# [Exercise aim]
Only a number is wanted here: the number of lines of the data that include "Москве".

# [Data supplied]

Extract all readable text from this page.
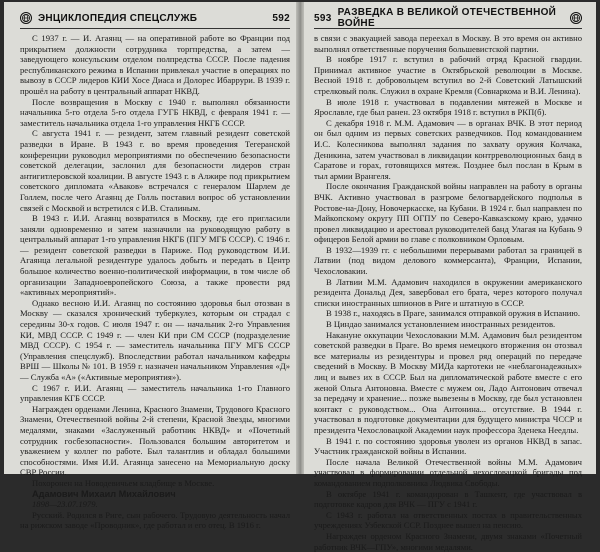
ЭНЦИКЛОПЕДИЯ СПЕЦСЛУЖБ	592

С 1937 г. — И. Агаянц — на оперативной работе во Франции под прикрытием должности сотрудника торгпредства, а затем — заведующего консульским отделом полпредства СССР. После падения республиканского режима в Испании привлекал участие в операциях по вывозу в СССР лидеров КИИ Хосе Диаса и Долорес Ибаррури. В 1939 г. прошёл на работу в центральный аппарат НКВД.

После возвращения в Москву с 1940 г. выполнял обязанности начальника 5-го отдела 5-го отдела ГУГБ НКВД, с февраля 1941 г. — заместитель начальника отдела 1-го управления НКГБ СССР.

С августа 1941 г. — резидент, затем главный резидент советской разведки в Иране. В 1943 г. во время проведения Тегеранской конференции руководил мероприятиями по обеспечению безопасности советской делегации, заслонил для безопасности лидеров стран антигитлеровской коалиции. В августе 1943 г. в Алжире под прикрытием советского дипломата «Аваков» встречался с генералом Шарлем де Голлем, после чего Агаянц де Голль поставил вопрос об установлении связей с Москвой и встретился с И.В. Сталиным.

В 1943 г. И.И. Агаянц возвратился в Москву, где его пригласили заняли одновременно и затем назначили на руководящую работу в центральный аппарат 1-го управления НКГБ (ПГУ МГБ СССР). С 1946 г. — резидент советской разведки в Париже. Под руководством И.И. Агаянца легальной резидентуре удалось добыть и передать в Центр большое количество военно-политической информации, в том числе об организации Западноевропейского Союза, а также провести ряд «активных мероприятий».

Однако весною И.И. Агаянц по состоянию здоровья был отозван в Москву — сказался хронический туберкулез, которым он страдал с середины 30-х годов. С июля 1947 г. он — начальник 2-го Управления КИ, МВД СССР. С 1949 г. — член КИ при СМ СССР (подразделение МВД СССР). С 1954 г. — заместитель начальника ПГУ МГБ СССР (Управления спецслужб). Впоследствии работал начальником кафедры ВРШ — Школы № 101. В 1959 г. назначен начальником Управления «Д» — Служба «А» («Активные мероприятия»).

С 1967 г. И.И. Агаянц — заместитель начальника 1-го Главного управления КГБ СССР.

Награжден орденами Ленина, Красного Знамени, Трудового Красного Знамени, Отечественной войны 2-й степени, Красной Звезды, многими медалями, знаками «Заслуженный работник НКВД» и «Почетный сотрудник госбезопасности». Пользовался большим авторитетом и уважением у коллег по работе. Был талантлив и обладал большими способностями. Имя И.И. Агаянца занесено на Мемориальную доску СВР России.

Похоронен на Новодевичьем кладбище в Москве.

Адамович Михаил Михайлович

1898—23.07.1979.

Русский. Родился в Риге, сын рабочего. Трудовую деятельность начал на рижском заводе «Проводник», где работал и его отец. В 1916 г.

593 РАЗВЕДКА В ВЕЛИКОЙ ОТЕЧЕСТВЕННОЙ ВОЙНЕ

в связи с эвакуацией завода переехал в Москву. В это время он активно выполнял ответственные поручения большевистской партии.

В ноябре 1917 г. вступил в рабочий отряд Красной гвардии. Принимал активное участие в Октябрьской революции в Москве. Весной 1918 г. добровольцем вступил во 2-й Советский Латышский стрелковый полк. Служил в охране Кремля (Совнаркома и В.И. Ленина).

В июле 1918 г. участвовал в подавлении мятежей в Москве и Ярославле, где был ранен. 23 октября 1918 г. вступил в РКП(б).

С декабря 1918 г. М.М. Адамович — в органах ВЧК. В этот период он был одним из первых советских разведчиков. Под командованием И.С. Колесникова выполнял задания по захвату оружия Колчака, Деникина, затем участвовал в ликвидации контрреволюционных банд в Саратове и горах, готовящихся мятеж. Позднее был послан в Крым в тыл армии Врангеля.

После окончания Гражданской войны направлен на работу в органы ВЧК. Активно участвовал в разгроме белогвардейского подполья в Ростове-на-Дону, Новочеркасске, на Кубани. В 1924 г. был направлен по Майкопскому округу ПП ОГПУ по Северо-Кавказскому краю, удачно провел ликвидацию и арестовал руководителей банд Улагая на Кубань 9 офицеров Белой армии во главе с полковником Орловым.

В 1932—1939 гг. с небольшими перерывами работал за границей в Латвии (под видом делового коммерсанта), Франции, Испании, Чехословакии.

В Латвии М.М. Адамович находился в окружении американского резидента Дональд Дея, завербовал его брата, через которого получал списки иностранных шпионов в Риге и штатную в СССР.

В 1938 г., находясь в Праге, занимался отправкой оружия в Испанию.

В Циндао занимался установлением иностранных резидентов.

Накануне оккупации Чехословакии М.М. Адамович был резидентом советской разведки в Праге. Во время немецкого вторжения он отозвал все материалы из резидентуры и провел ряд операций по передаче сведений в Москву. В Москву МИДа картотеки не «неблагонадежных» лиц и вывез их в СССР. Был на дипломатической работе вместе с его женой Ольга Антоновна. Вместе с мужем он, Ладо Антонович отвечал за передачу и хранение... позже вывезены в Москву, где был установлен контакт с руководством... Она Антонина... отсутствие. В 1944 г. участвовал в подготовке документации для будущего министра ЧССР и президента Чехословацкой Академии наук профессора Зденека Неедлы.

В 1941 г. по состоянию здоровья уволен из органов НКВД в запас. Участник гражданской войны в Испании.

После начала Великой Отечественной войны М.М. Адамович участвовал в формировании отдельной чехословацкой бригады под командованием подполковника Людвика Свободы.

В октябре 1941 г. командирован в Ташкент, где участвовал в подготовке кадров для ВЧК — ПГУ с 1941 г.

С 1943 г. работал на ответственных постах в правительственных учреждениях Узбекской ССР. Позднее вышел на пенсию.

Награжден орденом Красного Знамени, двумя знаками «Почетный работник ВЧК—ГПУ», многими медалями.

# [Task output]
3